A single number is the answer here: how many lines of the entries contain "this"?

## Data entries
┄┄┄┄┄┄
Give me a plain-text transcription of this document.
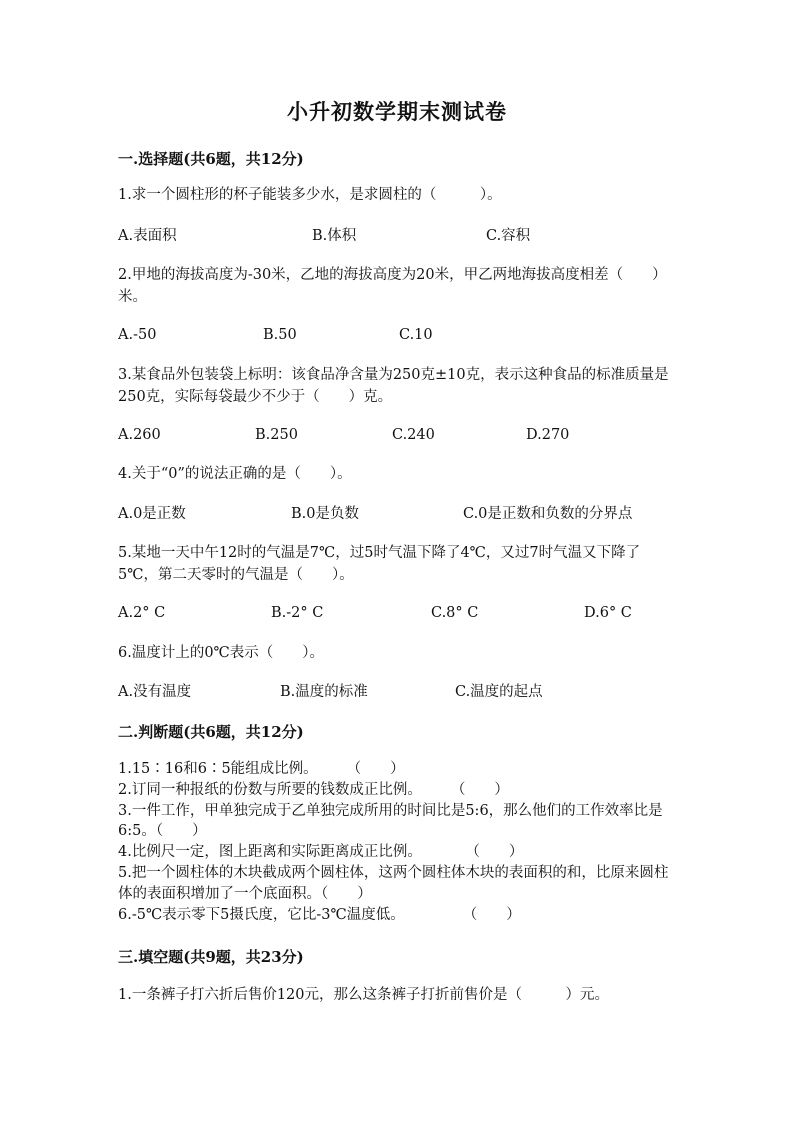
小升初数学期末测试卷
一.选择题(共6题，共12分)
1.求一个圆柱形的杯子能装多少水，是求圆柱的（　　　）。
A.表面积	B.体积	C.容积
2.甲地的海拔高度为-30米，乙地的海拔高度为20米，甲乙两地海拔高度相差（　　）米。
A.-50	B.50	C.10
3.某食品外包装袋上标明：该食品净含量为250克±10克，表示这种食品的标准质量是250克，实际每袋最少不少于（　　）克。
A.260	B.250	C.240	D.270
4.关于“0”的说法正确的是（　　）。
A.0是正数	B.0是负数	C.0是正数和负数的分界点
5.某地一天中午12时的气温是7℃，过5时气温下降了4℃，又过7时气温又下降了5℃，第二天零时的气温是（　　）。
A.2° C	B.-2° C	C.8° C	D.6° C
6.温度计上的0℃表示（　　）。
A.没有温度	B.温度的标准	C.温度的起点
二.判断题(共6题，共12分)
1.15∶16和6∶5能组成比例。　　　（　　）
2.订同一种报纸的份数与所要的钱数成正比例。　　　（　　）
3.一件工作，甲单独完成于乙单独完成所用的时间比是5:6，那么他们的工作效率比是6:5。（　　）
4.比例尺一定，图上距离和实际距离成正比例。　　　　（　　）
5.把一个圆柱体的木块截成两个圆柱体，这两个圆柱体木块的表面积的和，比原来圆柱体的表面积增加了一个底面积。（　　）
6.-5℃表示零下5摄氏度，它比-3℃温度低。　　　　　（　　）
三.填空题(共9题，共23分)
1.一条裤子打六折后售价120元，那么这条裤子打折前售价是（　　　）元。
┄┄┄┄┄┄
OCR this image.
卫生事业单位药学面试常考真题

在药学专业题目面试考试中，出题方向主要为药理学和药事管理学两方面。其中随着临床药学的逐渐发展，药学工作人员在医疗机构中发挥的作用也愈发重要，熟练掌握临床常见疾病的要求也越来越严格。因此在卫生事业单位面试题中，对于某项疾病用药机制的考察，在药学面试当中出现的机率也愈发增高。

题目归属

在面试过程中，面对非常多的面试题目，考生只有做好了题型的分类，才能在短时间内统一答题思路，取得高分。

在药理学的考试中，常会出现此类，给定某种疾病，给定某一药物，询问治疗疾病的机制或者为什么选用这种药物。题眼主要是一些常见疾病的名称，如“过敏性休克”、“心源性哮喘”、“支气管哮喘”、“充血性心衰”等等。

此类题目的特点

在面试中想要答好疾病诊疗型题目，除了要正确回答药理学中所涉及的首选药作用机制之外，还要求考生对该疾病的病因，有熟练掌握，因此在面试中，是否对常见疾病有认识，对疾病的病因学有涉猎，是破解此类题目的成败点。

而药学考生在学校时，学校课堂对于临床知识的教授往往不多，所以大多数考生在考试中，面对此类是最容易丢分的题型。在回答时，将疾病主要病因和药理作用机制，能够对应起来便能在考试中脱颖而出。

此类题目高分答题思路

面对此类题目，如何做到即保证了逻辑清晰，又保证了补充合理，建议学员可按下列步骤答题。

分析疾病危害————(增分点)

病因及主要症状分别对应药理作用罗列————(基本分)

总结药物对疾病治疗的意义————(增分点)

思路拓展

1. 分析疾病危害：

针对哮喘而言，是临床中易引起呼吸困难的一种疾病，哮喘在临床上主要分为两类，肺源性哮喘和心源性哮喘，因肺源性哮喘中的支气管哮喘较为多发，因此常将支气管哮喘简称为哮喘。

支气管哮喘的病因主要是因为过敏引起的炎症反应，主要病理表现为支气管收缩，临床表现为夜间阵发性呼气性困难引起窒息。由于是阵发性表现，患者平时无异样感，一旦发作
┄┄┄┄┄┄
## Finished exercise
2